==== RECORDS FOR PROCESSING
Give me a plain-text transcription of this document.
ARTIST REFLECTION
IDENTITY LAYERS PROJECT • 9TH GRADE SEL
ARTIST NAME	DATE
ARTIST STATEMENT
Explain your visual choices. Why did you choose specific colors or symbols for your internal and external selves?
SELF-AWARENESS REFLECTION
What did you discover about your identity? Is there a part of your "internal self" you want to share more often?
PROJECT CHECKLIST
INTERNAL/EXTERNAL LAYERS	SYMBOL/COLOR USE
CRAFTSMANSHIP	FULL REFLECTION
========
Working from the material above, retype it in its entirety without change.

Give me a plain-text transcription of this document.
ARTIST REFLECTION
IDENTITY LAYERS PROJECT • 9TH GRADE SEL
ARTIST NAME	DATE
ARTIST STATEMENT
Explain your visual choices. Why did you choose specific colors or symbols for your internal and external selves?
SELF-AWARENESS REFLECTION
What did you discover about your identity? Is there a part of your "internal self" you want to share more often?
PROJECT CHECKLIST
INTERNAL/EXTERNAL LAYERS	SYMBOL/COLOR USE
CRAFTSMANSHIP	FULL REFLECTION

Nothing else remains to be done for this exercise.